Data extracted from a collection

════════════════

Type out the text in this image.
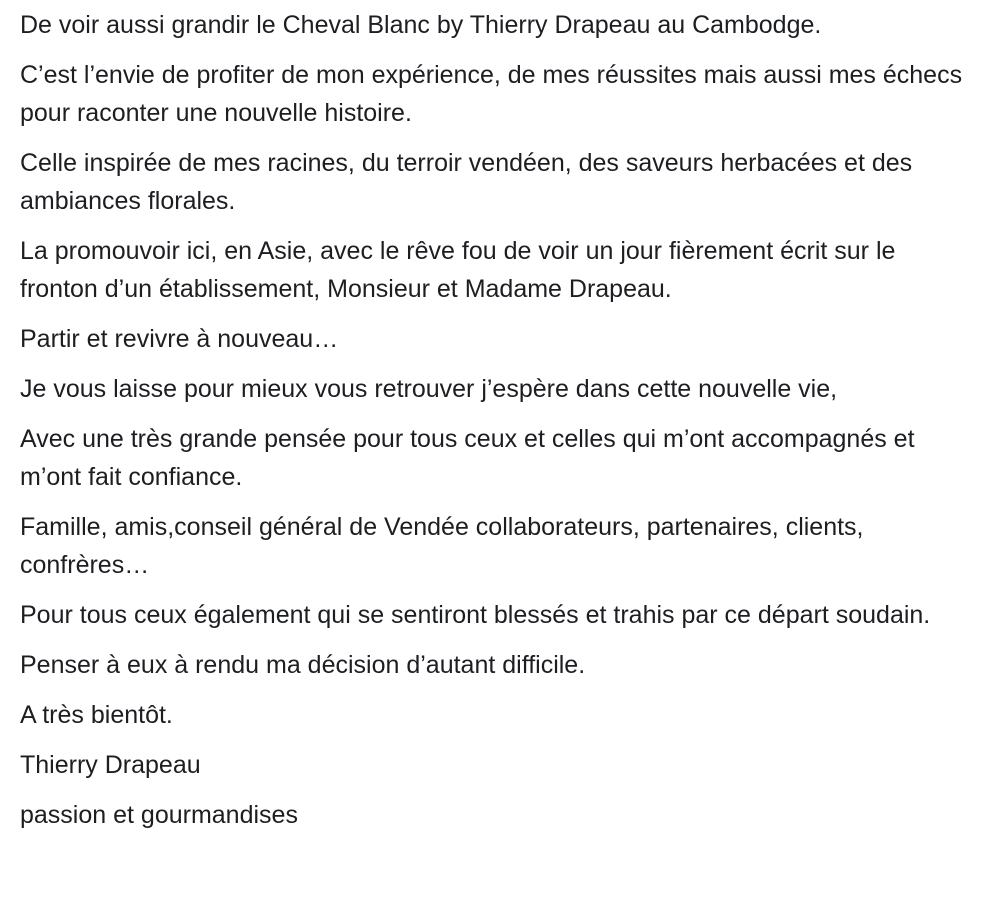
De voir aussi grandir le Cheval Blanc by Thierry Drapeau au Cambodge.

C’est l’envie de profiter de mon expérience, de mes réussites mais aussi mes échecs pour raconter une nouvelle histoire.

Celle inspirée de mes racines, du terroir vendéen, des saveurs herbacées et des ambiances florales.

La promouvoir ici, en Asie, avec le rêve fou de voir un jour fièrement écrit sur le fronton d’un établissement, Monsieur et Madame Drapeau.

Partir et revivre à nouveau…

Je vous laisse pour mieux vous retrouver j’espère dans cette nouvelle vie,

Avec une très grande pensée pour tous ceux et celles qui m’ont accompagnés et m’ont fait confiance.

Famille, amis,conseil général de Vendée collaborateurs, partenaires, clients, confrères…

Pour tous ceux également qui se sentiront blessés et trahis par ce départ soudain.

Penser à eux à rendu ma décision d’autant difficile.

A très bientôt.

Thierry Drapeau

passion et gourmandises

════════════════

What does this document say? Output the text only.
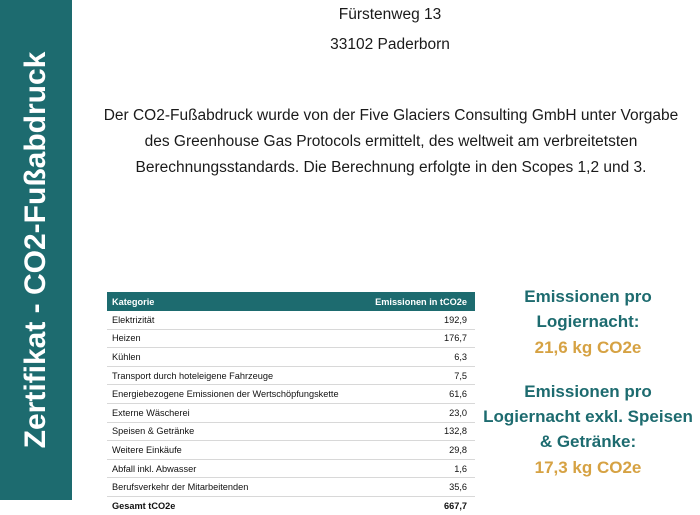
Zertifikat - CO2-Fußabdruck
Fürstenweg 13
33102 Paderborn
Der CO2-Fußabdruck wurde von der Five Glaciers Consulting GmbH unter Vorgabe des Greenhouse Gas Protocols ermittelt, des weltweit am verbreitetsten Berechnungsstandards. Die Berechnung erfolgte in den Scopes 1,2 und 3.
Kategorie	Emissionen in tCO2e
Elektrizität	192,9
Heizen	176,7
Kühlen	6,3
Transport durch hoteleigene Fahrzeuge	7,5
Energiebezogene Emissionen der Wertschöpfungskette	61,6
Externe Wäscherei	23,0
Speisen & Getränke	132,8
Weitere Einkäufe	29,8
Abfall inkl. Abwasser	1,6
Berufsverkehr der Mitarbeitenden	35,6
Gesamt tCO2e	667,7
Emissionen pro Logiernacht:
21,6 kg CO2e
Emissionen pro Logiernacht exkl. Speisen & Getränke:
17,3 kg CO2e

════════════════

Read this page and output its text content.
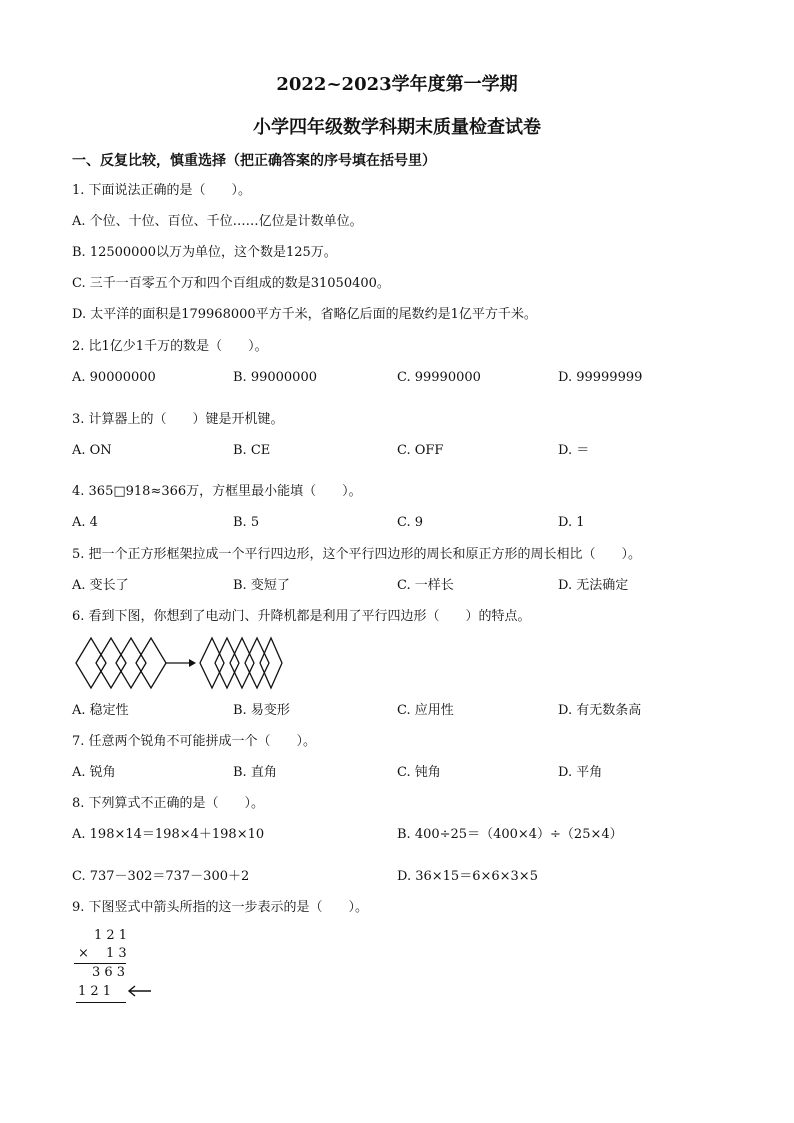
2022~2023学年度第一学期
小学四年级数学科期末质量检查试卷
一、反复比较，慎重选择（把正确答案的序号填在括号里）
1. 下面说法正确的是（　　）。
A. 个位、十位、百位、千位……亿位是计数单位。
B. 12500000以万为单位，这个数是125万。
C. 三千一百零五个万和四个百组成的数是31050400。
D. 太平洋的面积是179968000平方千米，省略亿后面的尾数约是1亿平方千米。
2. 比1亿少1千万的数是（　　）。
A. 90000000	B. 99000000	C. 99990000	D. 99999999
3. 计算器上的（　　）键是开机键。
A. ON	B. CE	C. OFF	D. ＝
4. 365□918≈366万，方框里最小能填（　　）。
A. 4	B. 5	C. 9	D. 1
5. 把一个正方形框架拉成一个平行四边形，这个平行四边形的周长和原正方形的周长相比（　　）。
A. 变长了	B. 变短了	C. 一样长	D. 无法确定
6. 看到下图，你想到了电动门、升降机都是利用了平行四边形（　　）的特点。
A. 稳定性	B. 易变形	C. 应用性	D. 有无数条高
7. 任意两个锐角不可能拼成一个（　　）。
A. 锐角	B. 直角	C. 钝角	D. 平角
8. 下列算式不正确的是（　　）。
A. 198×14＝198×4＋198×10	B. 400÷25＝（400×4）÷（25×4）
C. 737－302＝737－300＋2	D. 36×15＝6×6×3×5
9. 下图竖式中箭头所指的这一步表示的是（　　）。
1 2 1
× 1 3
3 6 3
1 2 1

════════════════

Problem
On how many lines does the word "ceux" appear? Answer with only the number.

Answer for this exercise
2